§ **What is required**:
The entries that follow should be written out exactly.
>> Begin
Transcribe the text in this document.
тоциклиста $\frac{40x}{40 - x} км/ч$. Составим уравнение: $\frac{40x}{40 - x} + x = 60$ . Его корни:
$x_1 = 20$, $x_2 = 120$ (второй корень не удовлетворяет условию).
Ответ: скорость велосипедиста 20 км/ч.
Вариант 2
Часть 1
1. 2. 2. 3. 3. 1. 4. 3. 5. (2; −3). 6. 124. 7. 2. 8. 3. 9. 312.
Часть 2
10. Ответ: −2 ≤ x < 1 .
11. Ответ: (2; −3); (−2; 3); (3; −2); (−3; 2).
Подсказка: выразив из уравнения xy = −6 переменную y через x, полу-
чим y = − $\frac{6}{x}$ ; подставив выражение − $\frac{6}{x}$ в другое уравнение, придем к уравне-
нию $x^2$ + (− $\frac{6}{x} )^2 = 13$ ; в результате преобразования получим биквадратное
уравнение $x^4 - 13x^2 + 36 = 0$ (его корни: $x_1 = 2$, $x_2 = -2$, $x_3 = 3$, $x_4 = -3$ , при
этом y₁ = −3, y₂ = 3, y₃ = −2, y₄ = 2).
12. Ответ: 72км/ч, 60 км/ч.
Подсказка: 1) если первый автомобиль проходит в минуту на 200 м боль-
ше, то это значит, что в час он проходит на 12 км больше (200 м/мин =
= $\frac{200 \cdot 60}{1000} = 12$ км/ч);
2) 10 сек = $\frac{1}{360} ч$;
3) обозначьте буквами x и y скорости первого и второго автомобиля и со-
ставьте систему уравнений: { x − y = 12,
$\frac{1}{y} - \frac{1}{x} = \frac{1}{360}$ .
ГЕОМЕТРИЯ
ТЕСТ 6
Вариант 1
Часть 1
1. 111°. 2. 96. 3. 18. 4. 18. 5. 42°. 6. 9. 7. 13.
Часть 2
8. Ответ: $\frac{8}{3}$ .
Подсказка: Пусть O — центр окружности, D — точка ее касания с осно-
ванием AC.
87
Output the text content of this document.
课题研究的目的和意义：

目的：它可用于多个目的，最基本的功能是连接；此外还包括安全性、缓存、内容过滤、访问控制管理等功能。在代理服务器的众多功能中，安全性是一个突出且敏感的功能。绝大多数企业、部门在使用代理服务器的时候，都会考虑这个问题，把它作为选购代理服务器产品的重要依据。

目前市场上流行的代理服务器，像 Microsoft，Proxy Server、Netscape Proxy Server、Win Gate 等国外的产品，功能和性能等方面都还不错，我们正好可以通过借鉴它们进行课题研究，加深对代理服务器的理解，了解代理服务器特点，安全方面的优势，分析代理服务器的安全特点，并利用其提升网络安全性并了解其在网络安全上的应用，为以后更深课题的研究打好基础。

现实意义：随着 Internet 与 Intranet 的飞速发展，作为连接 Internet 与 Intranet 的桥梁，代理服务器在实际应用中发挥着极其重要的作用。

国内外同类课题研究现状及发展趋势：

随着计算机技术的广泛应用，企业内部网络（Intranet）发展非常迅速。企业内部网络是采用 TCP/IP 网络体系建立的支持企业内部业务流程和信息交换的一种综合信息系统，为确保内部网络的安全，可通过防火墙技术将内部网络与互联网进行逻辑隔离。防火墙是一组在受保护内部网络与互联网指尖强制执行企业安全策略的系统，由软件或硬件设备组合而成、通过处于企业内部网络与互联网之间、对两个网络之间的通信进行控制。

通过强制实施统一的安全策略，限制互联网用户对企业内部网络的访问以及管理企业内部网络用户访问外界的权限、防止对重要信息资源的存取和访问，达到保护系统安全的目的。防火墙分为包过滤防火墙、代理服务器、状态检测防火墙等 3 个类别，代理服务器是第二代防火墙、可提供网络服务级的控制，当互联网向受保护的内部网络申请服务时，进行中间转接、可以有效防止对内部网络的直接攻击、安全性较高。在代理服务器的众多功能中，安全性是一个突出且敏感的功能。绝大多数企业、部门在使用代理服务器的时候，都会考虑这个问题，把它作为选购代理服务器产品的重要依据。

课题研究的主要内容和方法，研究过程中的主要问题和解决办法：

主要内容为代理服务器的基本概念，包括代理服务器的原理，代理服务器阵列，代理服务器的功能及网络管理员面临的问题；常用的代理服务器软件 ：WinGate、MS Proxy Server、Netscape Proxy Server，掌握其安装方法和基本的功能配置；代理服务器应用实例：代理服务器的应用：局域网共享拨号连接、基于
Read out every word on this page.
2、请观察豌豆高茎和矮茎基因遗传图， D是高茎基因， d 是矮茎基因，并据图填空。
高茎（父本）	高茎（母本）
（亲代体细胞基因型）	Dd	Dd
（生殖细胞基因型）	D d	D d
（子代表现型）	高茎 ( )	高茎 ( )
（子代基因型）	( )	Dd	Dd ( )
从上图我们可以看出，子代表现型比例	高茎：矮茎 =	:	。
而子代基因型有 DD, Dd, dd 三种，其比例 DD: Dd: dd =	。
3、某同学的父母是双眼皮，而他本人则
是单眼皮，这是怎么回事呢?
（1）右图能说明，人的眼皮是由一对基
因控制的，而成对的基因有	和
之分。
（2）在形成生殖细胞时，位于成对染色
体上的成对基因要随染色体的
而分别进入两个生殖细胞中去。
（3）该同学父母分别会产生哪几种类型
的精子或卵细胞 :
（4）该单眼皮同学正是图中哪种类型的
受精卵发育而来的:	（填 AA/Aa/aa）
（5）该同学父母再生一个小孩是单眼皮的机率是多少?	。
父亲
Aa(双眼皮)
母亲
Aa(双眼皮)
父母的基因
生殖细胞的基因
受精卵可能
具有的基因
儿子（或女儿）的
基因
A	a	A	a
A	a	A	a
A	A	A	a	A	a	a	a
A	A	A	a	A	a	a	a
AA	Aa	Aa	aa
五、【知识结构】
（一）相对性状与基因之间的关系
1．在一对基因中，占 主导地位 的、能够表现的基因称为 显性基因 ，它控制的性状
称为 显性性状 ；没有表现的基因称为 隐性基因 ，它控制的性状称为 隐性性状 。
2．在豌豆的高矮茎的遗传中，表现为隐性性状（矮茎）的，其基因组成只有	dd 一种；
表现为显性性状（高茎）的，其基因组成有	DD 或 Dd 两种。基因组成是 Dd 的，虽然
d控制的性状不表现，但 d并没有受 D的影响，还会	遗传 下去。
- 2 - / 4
>> End
§ **Correct response**:
Transcribe the text in this document.
тоциклиста $\frac{40x}{40 - x} км/ч$. Составим уравнение: $\frac{40x}{40 - x} + x = 60$ . Его корни:
$x_1 = 20$, $x_2 = 120$ (второй корень не удовлетворяет условию).
Ответ: скорость велосипедиста 20 км/ч.
Вариант 2
Часть 1
1. 2. 2. 3. 3. 1. 4. 3. 5. (2; −3). 6. 124. 7. 2. 8. 3. 9. 312.
Часть 2
10. Ответ: −2 ≤ x < 1 .
11. Ответ: (2; −3); (−2; 3); (3; −2); (−3; 2).
Подсказка: выразив из уравнения xy = −6 переменную y через x, полу-
чим y = − $\frac{6}{x}$ ; подставив выражение − $\frac{6}{x}$ в другое уравнение, придем к уравне-
нию $x^2$ + (− $\frac{6}{x} )^2 = 13$ ; в результате преобразования получим биквадратное
уравнение $x^4 - 13x^2 + 36 = 0$ (его корни: $x_1 = 2$, $x_2 = -2$, $x_3 = 3$, $x_4 = -3$ , при
этом y₁ = −3, y₂ = 3, y₃ = −2, y₄ = 2).
12. Ответ: 72км/ч, 60 км/ч.
Подсказка: 1) если первый автомобиль проходит в минуту на 200 м боль-
ше, то это значит, что в час он проходит на 12 км больше (200 м/мин =
= $\frac{200 \cdot 60}{1000} = 12$ км/ч);
2) 10 сек = $\frac{1}{360} ч$;
3) обозначьте буквами x и y скорости первого и второго автомобиля и со-
ставьте систему уравнений: { x − y = 12,
$\frac{1}{y} - \frac{1}{x} = \frac{1}{360}$ .
ГЕОМЕТРИЯ
ТЕСТ 6
Вариант 1
Часть 1
1. 111°. 2. 96. 3. 18. 4. 18. 5. 42°. 6. 9. 7. 13.
Часть 2
8. Ответ: $\frac{8}{3}$ .
Подсказка: Пусть O — центр окружности, D — точка ее касания с осно-
ванием AC.
87
Output the text content of this document.
课题研究的目的和意义：

目的：它可用于多个目的，最基本的功能是连接；此外还包括安全性、缓存、内容过滤、访问控制管理等功能。在代理服务器的众多功能中，安全性是一个突出且敏感的功能。绝大多数企业、部门在使用代理服务器的时候，都会考虑这个问题，把它作为选购代理服务器产品的重要依据。

目前市场上流行的代理服务器，像 Microsoft，Proxy Server、Netscape Proxy Server、Win Gate 等国外的产品，功能和性能等方面都还不错，我们正好可以通过借鉴它们进行课题研究，加深对代理服务器的理解，了解代理服务器特点，安全方面的优势，分析代理服务器的安全特点，并利用其提升网络安全性并了解其在网络安全上的应用，为以后更深课题的研究打好基础。

现实意义：随着 Internet 与 Intranet 的飞速发展，作为连接 Internet 与 Intranet 的桥梁，代理服务器在实际应用中发挥着极其重要的作用。

国内外同类课题研究现状及发展趋势：

随着计算机技术的广泛应用，企业内部网络（Intranet）发展非常迅速。企业内部网络是采用 TCP/IP 网络体系建立的支持企业内部业务流程和信息交换的一种综合信息系统，为确保内部网络的安全，可通过防火墙技术将内部网络与互联网进行逻辑隔离。防火墙是一组在受保护内部网络与互联网指尖强制执行企业安全策略的系统，由软件或硬件设备组合而成、通过处于企业内部网络与互联网之间、对两个网络之间的通信进行控制。

通过强制实施统一的安全策略，限制互联网用户对企业内部网络的访问以及管理企业内部网络用户访问外界的权限、防止对重要信息资源的存取和访问，达到保护系统安全的目的。防火墙分为包过滤防火墙、代理服务器、状态检测防火墙等 3 个类别，代理服务器是第二代防火墙、可提供网络服务级的控制，当互联网向受保护的内部网络申请服务时，进行中间转接、可以有效防止对内部网络的直接攻击、安全性较高。在代理服务器的众多功能中，安全性是一个突出且敏感的功能。绝大多数企业、部门在使用代理服务器的时候，都会考虑这个问题，把它作为选购代理服务器产品的重要依据。

课题研究的主要内容和方法，研究过程中的主要问题和解决办法：

主要内容为代理服务器的基本概念，包括代理服务器的原理，代理服务器阵列，代理服务器的功能及网络管理员面临的问题；常用的代理服务器软件 ：WinGate、MS Proxy Server、Netscape Proxy Server，掌握其安装方法和基本的功能配置；代理服务器应用实例：代理服务器的应用：局域网共享拨号连接、基于
Read out every word on this page.
2、请观察豌豆高茎和矮茎基因遗传图， D是高茎基因， d 是矮茎基因，并据图填空。
高茎（父本）	高茎（母本）
（亲代体细胞基因型）	Dd	Dd
（生殖细胞基因型）	D d	D d
（子代表现型）	高茎 ( )	高茎 ( )
（子代基因型）	( )	Dd	Dd ( )
从上图我们可以看出，子代表现型比例	高茎：矮茎 =	:	。
而子代基因型有 DD, Dd, dd 三种，其比例 DD: Dd: dd =	。
3、某同学的父母是双眼皮，而他本人则
是单眼皮，这是怎么回事呢?
（1）右图能说明，人的眼皮是由一对基
因控制的，而成对的基因有	和
之分。
（2）在形成生殖细胞时，位于成对染色
体上的成对基因要随染色体的
而分别进入两个生殖细胞中去。
（3）该同学父母分别会产生哪几种类型
的精子或卵细胞 :
（4）该单眼皮同学正是图中哪种类型的
受精卵发育而来的:	（填 AA/Aa/aa）
（5）该同学父母再生一个小孩是单眼皮的机率是多少?	。
父亲
Aa(双眼皮)
母亲
Aa(双眼皮)
父母的基因
生殖细胞的基因
受精卵可能
具有的基因
儿子（或女儿）的
基因
A	a	A	a
A	a	A	a
A	A	A	a	A	a	a	a
A	A	A	a	A	a	a	a
AA	Aa	Aa	aa
五、【知识结构】
（一）相对性状与基因之间的关系
1．在一对基因中，占 主导地位 的、能够表现的基因称为 显性基因 ，它控制的性状
称为 显性性状 ；没有表现的基因称为 隐性基因 ，它控制的性状称为 隐性性状 。
2．在豌豆的高矮茎的遗传中，表现为隐性性状（矮茎）的，其基因组成只有	dd 一种；
表现为显性性状（高茎）的，其基因组成有	DD 或 Dd 两种。基因组成是 Dd 的，虽然
d控制的性状不表现，但 d并没有受 D的影响，还会	遗传 下去。
- 2 - / 4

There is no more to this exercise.